>> Start

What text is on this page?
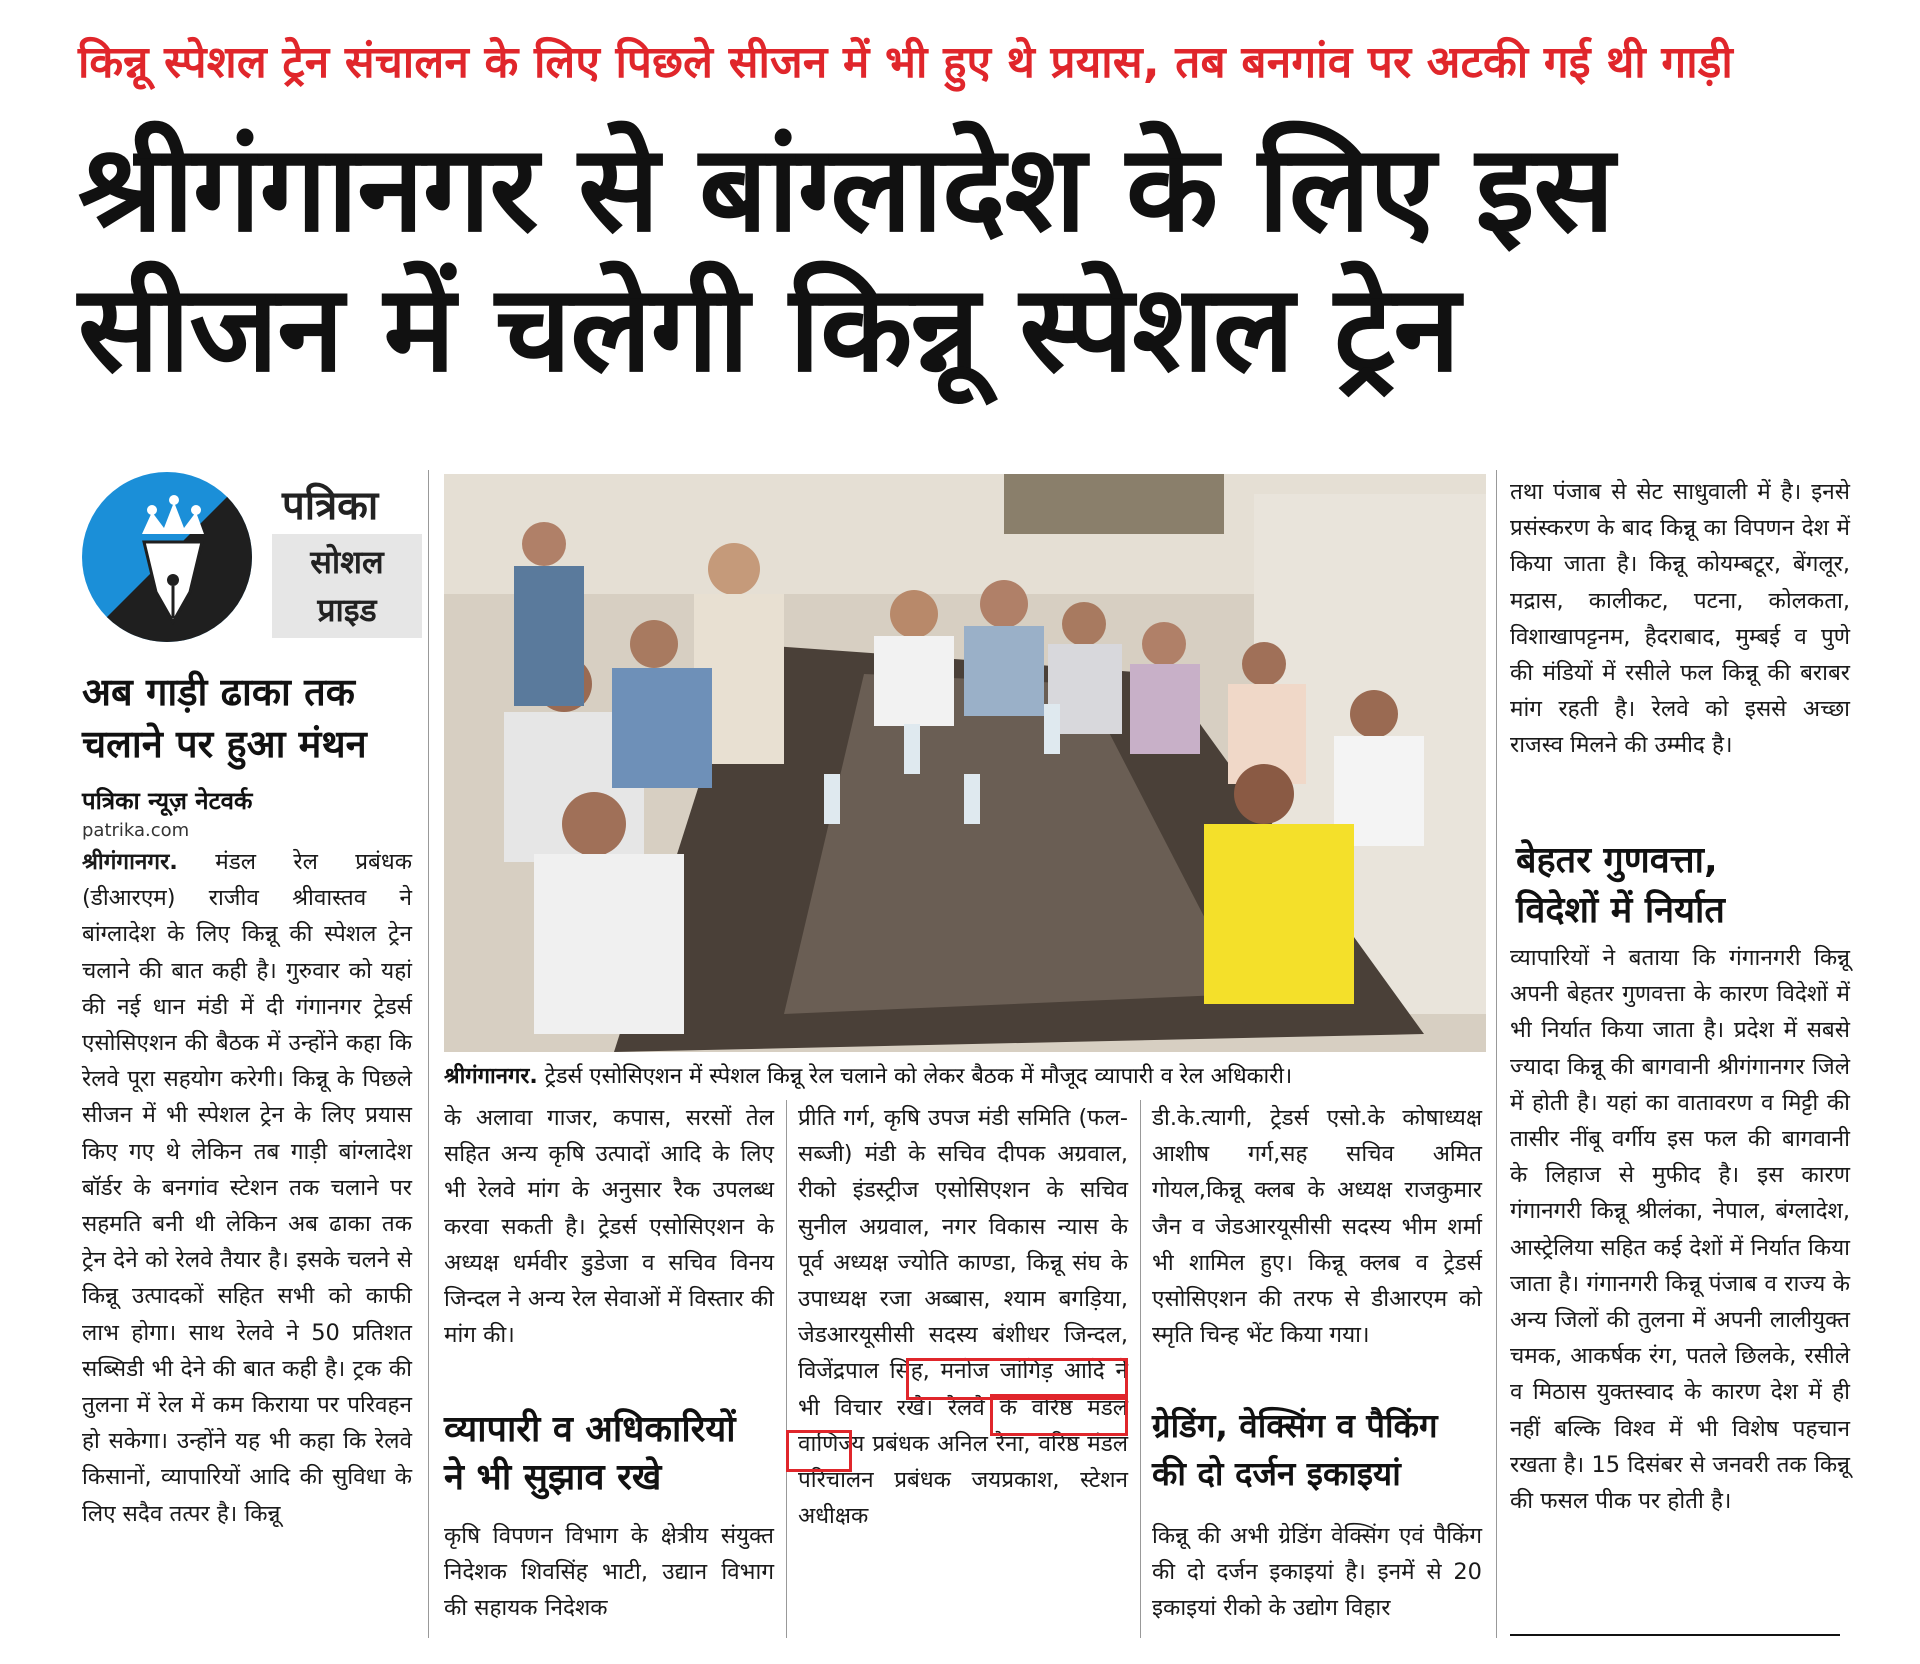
किन्नू स्पेशल ट्रेन संचालन के लिए पिछले सीजन में भी हुए थे प्रयास, तब बनगांव पर अटकी गई थी गाड़ी
श्रीगंगानगर से बांग्लादेश के लिए इस
सीजन में चलेगी किन्नू स्पेशल ट्रेन
पत्रिका
सोशल
प्राइड
अब गाड़ी ढाका तक
चलाने पर हुआ मंथन
पत्रिका न्यूज़ नेटवर्क
patrika.com

श्रीगंगानगर. मंडल रेल प्रबंधक (डीआरएम) राजीव श्रीवास्तव ने बांग्लादेश के लिए किन्नू की स्पेशल ट्रेन चलाने की बात कही है। गुरुवार को यहां की नई धान मंडी में दी गंगानगर ट्रेडर्स एसोसिएशन की बैठक में उन्होंने कहा कि रेलवे पूरा सहयोग करेगी। किन्नू के पिछले सीजन में भी स्पेशल ट्रेन के लिए प्रयास किए गए थे लेकिन तब गाड़ी बांग्लादेश बॉर्डर के बनगांव स्टेशन तक चलाने पर सहमति बनी थी लेकिन अब ढाका तक ट्रेन देने को रेलवे तैयार है। इसके चलने से किन्नू उत्पादकों सहित सभी को काफी लाभ होगा। साथ रेलवे ने 50 प्रतिशत सब्सिडी भी देने की बात कही है। ट्रक की तुलना में रेल में कम किराया पर परिवहन हो सकेगा। उन्होंने यह भी कहा कि रेलवे किसानों, व्यापारियों आदि की सुविधा के लिए सदैव तत्पर है। किन्नू

श्रीगंगानगर. ट्रेडर्स एसोसिएशन में स्पेशल किन्नू रेल चलाने को लेकर बैठक में मौजूद व्यापारी व रेल अधिकारी।

के अलावा गाजर, कपास, सरसों तेल सहित अन्य कृषि उत्पादों आदि के लिए भी रेलवे मांग के अनुसार रैक उपलब्ध करवा सकती है। ट्रेडर्स एसोसिएशन के अध्यक्ष धर्मवीर डुडेजा व सचिव विनय जिन्दल ने अन्य रेल सेवाओं में विस्तार की मांग की।

व्यापारी व अधिकारियों
ने भी सुझाव रखे

कृषि विपणन विभाग के क्षेत्रीय संयुक्त निदेशक शिवसिंह भाटी, उद्यान विभाग की सहायक निदेशक

प्रीति गर्ग, कृषि उपज मंडी समिति (फल-सब्जी) मंडी के सचिव दीपक अग्रवाल, रीको इंडस्ट्रीज एसोसिएशन के सचिव सुनील अग्रवाल, नगर विकास न्यास के पूर्व अध्यक्ष ज्योति काण्डा, किन्नू संघ के उपाध्यक्ष रजा अब्बास, श्याम बगड़िया, जेडआरयूसीसी सदस्य बंशीधर जिन्दल, विजेंद्रपाल सिंह, मनोज जांगिड़ आदि ने भी विचार रखे। रेलवे के वरिष्ठ मंडल वाणिज्य प्रबंधक अनिल रैना, वरिष्ठ मंडल परिचालन प्रबंधक जयप्रकाश, स्टेशन अधीक्षक

डी.के.त्यागी, ट्रेडर्स एसो.के कोषाध्यक्ष आशीष गर्ग,सह सचिव अमित गोयल,किन्नू क्लब के अध्यक्ष राजकुमार जैन व जेडआरयूसीसी सदस्य भीम शर्मा भी शामिल हुए। किन्नू क्लब व ट्रेडर्स एसोसिएशन की तरफ से डीआरएम को स्मृति चिन्ह भेंट किया गया।

ग्रेडिंग, वेक्सिंग व पैकिंग
की दो दर्जन इकाइयां

किन्नू की अभी ग्रेडिंग वेक्सिंग एवं पैकिंग की दो दर्जन इकाइयां है। इनमें से 20 इकाइयां रीको के उद्योग विहार

तथा पंजाब से सेट साधुवाली में है। इनसे प्रसंस्करण के बाद किन्नू का विपणन देश में किया जाता है। किन्नू कोयम्बटूर, बेंगलूर, मद्रास, कालीकट, पटना, कोलकता, विशाखापट्टनम, हैदराबाद, मुम्बई व पुणे की मंडियों में रसीले फल किन्नू की बराबर मांग रहती है। रेलवे को इससे अच्छा राजस्व मिलने की उम्मीद है।

बेहतर गुणवत्ता,
विदेशों में निर्यात

व्यापारियों ने बताया कि गंगानगरी किन्नू अपनी बेहतर गुणवत्ता के कारण विदेशों में भी निर्यात किया जाता है। प्रदेश में सबसे ज्यादा किन्नू की बागवानी श्रीगंगानगर जिले में होती है। यहां का वातावरण व मिट्टी की तासीर नींबू वर्गीय इस फल की बागवानी के लिहाज से मुफीद है। इस कारण गंगानगरी किन्नू श्रीलंका, नेपाल, बंग्लादेश, आस्ट्रेलिया सहित कई देशों में निर्यात किया जाता है। गंगानगरी किन्नू पंजाब व राज्य के अन्य जिलों की तुलना में अपनी लालीयुक्त चमक, आकर्षक रंग, पतले छिलके, रसीले व मिठास युक्तस्वाद के कारण देश में ही नहीं बल्कि विश्व में भी विशेष पहचान रखता है। 15 दिसंबर से जनवरी तक किन्नू की फसल पीक पर होती है।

>> End

Problem to work on - Repeat the records above exactly, omitting every picture.

Task response -
What text is on this page?
किन्नू स्पेशल ट्रेन संचालन के लिए पिछले सीजन में भी हुए थे प्रयास, तब बनगांव पर अटकी गई थी गाड़ी
श्रीगंगानगर से बांग्लादेश के लिए इस
सीजन में चलेगी किन्नू स्पेशल ट्रेन
पत्रिका
सोशल
प्राइड
अब गाड़ी ढाका तक
चलाने पर हुआ मंथन
पत्रिका न्यूज़ नेटवर्क
patrika.com

श्रीगंगानगर. मंडल रेल प्रबंधक (डीआरएम) राजीव श्रीवास्तव ने बांग्लादेश के लिए किन्नू की स्पेशल ट्रेन चलाने की बात कही है। गुरुवार को यहां की नई धान मंडी में दी गंगानगर ट्रेडर्स एसोसिएशन की बैठक में उन्होंने कहा कि रेलवे पूरा सहयोग करेगी। किन्नू के पिछले सीजन में भी स्पेशल ट्रेन के लिए प्रयास किए गए थे लेकिन तब गाड़ी बांग्लादेश बॉर्डर के बनगांव स्टेशन तक चलाने पर सहमति बनी थी लेकिन अब ढाका तक ट्रेन देने को रेलवे तैयार है। इसके चलने से किन्नू उत्पादकों सहित सभी को काफी लाभ होगा। साथ रेलवे ने 50 प्रतिशत सब्सिडी भी देने की बात कही है। ट्रक की तुलना में रेल में कम किराया पर परिवहन हो सकेगा। उन्होंने यह भी कहा कि रेलवे किसानों, व्यापारियों आदि की सुविधा के लिए सदैव तत्पर है। किन्नू

श्रीगंगानगर. ट्रेडर्स एसोसिएशन में स्पेशल किन्नू रेल चलाने को लेकर बैठक में मौजूद व्यापारी व रेल अधिकारी।

के अलावा गाजर, कपास, सरसों तेल सहित अन्य कृषि उत्पादों आदि के लिए भी रेलवे मांग के अनुसार रैक उपलब्ध करवा सकती है। ट्रेडर्स एसोसिएशन के अध्यक्ष धर्मवीर डुडेजा व सचिव विनय जिन्दल ने अन्य रेल सेवाओं में विस्तार की मांग की।

व्यापारी व अधिकारियों
ने भी सुझाव रखे

कृषि विपणन विभाग के क्षेत्रीय संयुक्त निदेशक शिवसिंह भाटी, उद्यान विभाग की सहायक निदेशक

प्रीति गर्ग, कृषि उपज मंडी समिति (फल-सब्जी) मंडी के सचिव दीपक अग्रवाल, रीको इंडस्ट्रीज एसोसिएशन के सचिव सुनील अग्रवाल, नगर विकास न्यास के पूर्व अध्यक्ष ज्योति काण्डा, किन्नू संघ के उपाध्यक्ष रजा अब्बास, श्याम बगड़िया, जेडआरयूसीसी सदस्य बंशीधर जिन्दल, विजेंद्रपाल सिंह, मनोज जांगिड़ आदि ने भी विचार रखे। रेलवे के वरिष्ठ मंडल वाणिज्य प्रबंधक अनिल रैना, वरिष्ठ मंडल परिचालन प्रबंधक जयप्रकाश, स्टेशन अधीक्षक

डी.के.त्यागी, ट्रेडर्स एसो.के कोषाध्यक्ष आशीष गर्ग,सह सचिव अमित गोयल,किन्नू क्लब के अध्यक्ष राजकुमार जैन व जेडआरयूसीसी सदस्य भीम शर्मा भी शामिल हुए। किन्नू क्लब व ट्रेडर्स एसोसिएशन की तरफ से डीआरएम को स्मृति चिन्ह भेंट किया गया।

ग्रेडिंग, वेक्सिंग व पैकिंग
की दो दर्जन इकाइयां

किन्नू की अभी ग्रेडिंग वेक्सिंग एवं पैकिंग की दो दर्जन इकाइयां है। इनमें से 20 इकाइयां रीको के उद्योग विहार

तथा पंजाब से सेट साधुवाली में है। इनसे प्रसंस्करण के बाद किन्नू का विपणन देश में किया जाता है। किन्नू कोयम्बटूर, बेंगलूर, मद्रास, कालीकट, पटना, कोलकता, विशाखापट्टनम, हैदराबाद, मुम्बई व पुणे की मंडियों में रसीले फल किन्नू की बराबर मांग रहती है। रेलवे को इससे अच्छा राजस्व मिलने की उम्मीद है।

बेहतर गुणवत्ता,
विदेशों में निर्यात

व्यापारियों ने बताया कि गंगानगरी किन्नू अपनी बेहतर गुणवत्ता के कारण विदेशों में भी निर्यात किया जाता है। प्रदेश में सबसे ज्यादा किन्नू की बागवानी श्रीगंगानगर जिले में होती है। यहां का वातावरण व मिट्टी की तासीर नींबू वर्गीय इस फल की बागवानी के लिहाज से मुफीद है। इस कारण गंगानगरी किन्नू श्रीलंका, नेपाल, बंग्लादेश, आस्ट्रेलिया सहित कई देशों में निर्यात किया जाता है। गंगानगरी किन्नू पंजाब व राज्य के अन्य जिलों की तुलना में अपनी लालीयुक्त चमक, आकर्षक रंग, पतले छिलके, रसीले व मिठास युक्तस्वाद के कारण देश में ही नहीं बल्कि विश्व में भी विशेष पहचान रखता है। 15 दिसंबर से जनवरी तक किन्नू की फसल पीक पर होती है।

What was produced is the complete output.